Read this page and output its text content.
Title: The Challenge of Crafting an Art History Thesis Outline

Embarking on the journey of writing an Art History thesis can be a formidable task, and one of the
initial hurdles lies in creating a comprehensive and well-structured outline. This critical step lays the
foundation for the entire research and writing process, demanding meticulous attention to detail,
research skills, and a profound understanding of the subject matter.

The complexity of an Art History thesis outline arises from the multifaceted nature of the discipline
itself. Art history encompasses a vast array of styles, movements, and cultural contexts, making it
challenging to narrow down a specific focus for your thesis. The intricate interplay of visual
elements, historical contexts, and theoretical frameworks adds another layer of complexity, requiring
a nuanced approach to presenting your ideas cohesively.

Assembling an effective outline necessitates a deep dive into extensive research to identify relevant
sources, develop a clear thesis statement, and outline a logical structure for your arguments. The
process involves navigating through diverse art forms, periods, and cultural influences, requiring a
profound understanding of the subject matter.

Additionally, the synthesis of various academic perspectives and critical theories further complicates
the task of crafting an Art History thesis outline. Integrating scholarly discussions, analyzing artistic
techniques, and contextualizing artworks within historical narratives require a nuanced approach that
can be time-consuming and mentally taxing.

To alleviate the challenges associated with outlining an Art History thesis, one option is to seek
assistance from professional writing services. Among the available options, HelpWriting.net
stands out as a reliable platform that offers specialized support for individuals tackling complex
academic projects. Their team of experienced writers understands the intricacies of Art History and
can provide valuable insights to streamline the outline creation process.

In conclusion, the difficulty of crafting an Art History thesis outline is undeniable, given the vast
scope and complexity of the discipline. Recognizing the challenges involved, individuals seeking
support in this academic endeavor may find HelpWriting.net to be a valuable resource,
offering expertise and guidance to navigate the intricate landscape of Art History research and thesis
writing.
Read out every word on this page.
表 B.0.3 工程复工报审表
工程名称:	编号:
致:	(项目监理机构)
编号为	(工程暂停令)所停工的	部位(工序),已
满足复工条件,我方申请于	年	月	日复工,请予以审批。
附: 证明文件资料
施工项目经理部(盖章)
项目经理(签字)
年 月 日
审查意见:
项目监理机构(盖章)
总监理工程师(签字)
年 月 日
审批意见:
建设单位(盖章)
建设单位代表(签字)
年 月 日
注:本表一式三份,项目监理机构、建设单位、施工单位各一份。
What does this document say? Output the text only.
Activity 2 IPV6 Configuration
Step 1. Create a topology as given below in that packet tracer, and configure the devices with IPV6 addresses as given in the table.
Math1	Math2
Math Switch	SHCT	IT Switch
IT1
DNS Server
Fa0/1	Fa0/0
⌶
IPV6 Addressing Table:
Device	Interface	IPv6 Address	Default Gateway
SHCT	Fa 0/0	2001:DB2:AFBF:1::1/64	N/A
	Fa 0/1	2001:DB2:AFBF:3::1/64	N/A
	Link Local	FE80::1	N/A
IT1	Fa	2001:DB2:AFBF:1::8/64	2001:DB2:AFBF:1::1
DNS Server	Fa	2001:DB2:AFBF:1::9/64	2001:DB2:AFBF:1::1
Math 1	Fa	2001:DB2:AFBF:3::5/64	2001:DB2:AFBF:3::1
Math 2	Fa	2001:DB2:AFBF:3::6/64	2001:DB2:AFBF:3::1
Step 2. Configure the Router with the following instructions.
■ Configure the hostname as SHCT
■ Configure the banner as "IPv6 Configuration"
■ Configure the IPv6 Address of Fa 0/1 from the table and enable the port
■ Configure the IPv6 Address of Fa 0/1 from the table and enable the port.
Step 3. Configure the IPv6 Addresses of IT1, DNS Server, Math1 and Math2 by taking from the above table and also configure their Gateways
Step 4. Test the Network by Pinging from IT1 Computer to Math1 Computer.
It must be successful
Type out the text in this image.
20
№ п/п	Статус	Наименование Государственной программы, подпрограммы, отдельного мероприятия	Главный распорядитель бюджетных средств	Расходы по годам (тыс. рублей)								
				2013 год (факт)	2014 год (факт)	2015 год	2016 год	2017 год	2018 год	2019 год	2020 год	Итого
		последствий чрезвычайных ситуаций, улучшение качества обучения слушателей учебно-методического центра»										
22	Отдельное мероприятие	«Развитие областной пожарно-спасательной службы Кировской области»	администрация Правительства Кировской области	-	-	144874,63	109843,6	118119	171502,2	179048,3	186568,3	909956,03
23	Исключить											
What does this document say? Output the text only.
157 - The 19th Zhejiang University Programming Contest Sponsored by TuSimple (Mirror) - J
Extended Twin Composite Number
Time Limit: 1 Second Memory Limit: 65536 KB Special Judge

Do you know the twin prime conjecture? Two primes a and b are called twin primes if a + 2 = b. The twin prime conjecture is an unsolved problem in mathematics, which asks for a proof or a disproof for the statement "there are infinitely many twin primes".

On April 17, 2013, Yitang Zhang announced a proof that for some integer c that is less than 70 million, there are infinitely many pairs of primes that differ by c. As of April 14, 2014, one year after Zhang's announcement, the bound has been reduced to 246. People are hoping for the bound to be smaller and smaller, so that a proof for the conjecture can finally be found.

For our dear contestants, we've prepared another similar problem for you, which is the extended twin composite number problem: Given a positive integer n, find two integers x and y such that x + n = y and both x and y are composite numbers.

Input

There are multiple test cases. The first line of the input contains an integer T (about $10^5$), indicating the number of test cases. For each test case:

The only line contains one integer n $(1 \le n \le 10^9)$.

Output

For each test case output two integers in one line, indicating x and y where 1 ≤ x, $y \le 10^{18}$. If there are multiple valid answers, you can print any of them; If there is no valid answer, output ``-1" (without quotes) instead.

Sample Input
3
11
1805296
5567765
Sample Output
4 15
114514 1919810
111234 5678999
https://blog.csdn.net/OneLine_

## [Given problem]
All of the material above needs to be copied exactly.

## [Task answer]
Read this page and output its text content.
Title: The Challenge of Crafting an Art History Thesis Outline

Embarking on the journey of writing an Art History thesis can be a formidable task, and one of the
initial hurdles lies in creating a comprehensive and well-structured outline. This critical step lays the
foundation for the entire research and writing process, demanding meticulous attention to detail,
research skills, and a profound understanding of the subject matter.

The complexity of an Art History thesis outline arises from the multifaceted nature of the discipline
itself. Art history encompasses a vast array of styles, movements, and cultural contexts, making it
challenging to narrow down a specific focus for your thesis. The intricate interplay of visual
elements, historical contexts, and theoretical frameworks adds another layer of complexity, requiring
a nuanced approach to presenting your ideas cohesively.

Assembling an effective outline necessitates a deep dive into extensive research to identify relevant
sources, develop a clear thesis statement, and outline a logical structure for your arguments. The
process involves navigating through diverse art forms, periods, and cultural influences, requiring a
profound understanding of the subject matter.

Additionally, the synthesis of various academic perspectives and critical theories further complicates
the task of crafting an Art History thesis outline. Integrating scholarly discussions, analyzing artistic
techniques, and contextualizing artworks within historical narratives require a nuanced approach that
can be time-consuming and mentally taxing.

To alleviate the challenges associated with outlining an Art History thesis, one option is to seek
assistance from professional writing services. Among the available options, HelpWriting.net
stands out as a reliable platform that offers specialized support for individuals tackling complex
academic projects. Their team of experienced writers understands the intricacies of Art History and
can provide valuable insights to streamline the outline creation process.

In conclusion, the difficulty of crafting an Art History thesis outline is undeniable, given the vast
scope and complexity of the discipline. Recognizing the challenges involved, individuals seeking
support in this academic endeavor may find HelpWriting.net to be a valuable resource,
offering expertise and guidance to navigate the intricate landscape of Art History research and thesis
writing.
Read out every word on this page.
表 B.0.3 工程复工报审表
工程名称:	编号:
致:	(项目监理机构)
编号为	(工程暂停令)所停工的	部位(工序),已
满足复工条件,我方申请于	年	月	日复工,请予以审批。
附: 证明文件资料
施工项目经理部(盖章)
项目经理(签字)
年 月 日
审查意见:
项目监理机构(盖章)
总监理工程师(签字)
年 月 日
审批意见:
建设单位(盖章)
建设单位代表(签字)
年 月 日
注:本表一式三份,项目监理机构、建设单位、施工单位各一份。
What does this document say? Output the text only.
Activity 2 IPV6 Configuration
Step 1. Create a topology as given below in that packet tracer, and configure the devices with IPV6 addresses as given in the table.
Math1	Math2
Math Switch	SHCT	IT Switch
IT1
DNS Server
Fa0/1	Fa0/0
⌶
IPV6 Addressing Table:
Device	Interface	IPv6 Address	Default Gateway
SHCT	Fa 0/0	2001:DB2:AFBF:1::1/64	N/A
	Fa 0/1	2001:DB2:AFBF:3::1/64	N/A
	Link Local	FE80::1	N/A
IT1	Fa	2001:DB2:AFBF:1::8/64	2001:DB2:AFBF:1::1
DNS Server	Fa	2001:DB2:AFBF:1::9/64	2001:DB2:AFBF:1::1
Math 1	Fa	2001:DB2:AFBF:3::5/64	2001:DB2:AFBF:3::1
Math 2	Fa	2001:DB2:AFBF:3::6/64	2001:DB2:AFBF:3::1
Step 2. Configure the Router with the following instructions.
■ Configure the hostname as SHCT
■ Configure the banner as "IPv6 Configuration"
■ Configure the IPv6 Address of Fa 0/1 from the table and enable the port
■ Configure the IPv6 Address of Fa 0/1 from the table and enable the port.
Step 3. Configure the IPv6 Addresses of IT1, DNS Server, Math1 and Math2 by taking from the above table and also configure their Gateways
Step 4. Test the Network by Pinging from IT1 Computer to Math1 Computer.
It must be successful
Type out the text in this image.
20
№ п/п	Статус	Наименование Государственной программы, подпрограммы, отдельного мероприятия	Главный распорядитель бюджетных средств	Расходы по годам (тыс. рублей)								
				2013 год (факт)	2014 год (факт)	2015 год	2016 год	2017 год	2018 год	2019 год	2020 год	Итого
		последствий чрезвычайных ситуаций, улучшение качества обучения слушателей учебно-методического центра»										
22	Отдельное мероприятие	«Развитие областной пожарно-спасательной службы Кировской области»	администрация Правительства Кировской области	-	-	144874,63	109843,6	118119	171502,2	179048,3	186568,3	909956,03
23	Исключить											
What does this document say? Output the text only.
157 - The 19th Zhejiang University Programming Contest Sponsored by TuSimple (Mirror) - J
Extended Twin Composite Number
Time Limit: 1 Second Memory Limit: 65536 KB Special Judge

Do you know the twin prime conjecture? Two primes a and b are called twin primes if a + 2 = b. The twin prime conjecture is an unsolved problem in mathematics, which asks for a proof or a disproof for the statement "there are infinitely many twin primes".

On April 17, 2013, Yitang Zhang announced a proof that for some integer c that is less than 70 million, there are infinitely many pairs of primes that differ by c. As of April 14, 2014, one year after Zhang's announcement, the bound has been reduced to 246. People are hoping for the bound to be smaller and smaller, so that a proof for the conjecture can finally be found.

For our dear contestants, we've prepared another similar problem for you, which is the extended twin composite number problem: Given a positive integer n, find two integers x and y such that x + n = y and both x and y are composite numbers.

Input

There are multiple test cases. The first line of the input contains an integer T (about $10^5$), indicating the number of test cases. For each test case:

The only line contains one integer n $(1 \le n \le 10^9)$.

Output

For each test case output two integers in one line, indicating x and y where 1 ≤ x, $y \le 10^{18}$. If there are multiple valid answers, you can print any of them; If there is no valid answer, output ``-1" (without quotes) instead.

Sample Input
3
11
1805296
5567765
Sample Output
4 15
114514 1919810
111234 5678999
https://blog.csdn.net/OneLine_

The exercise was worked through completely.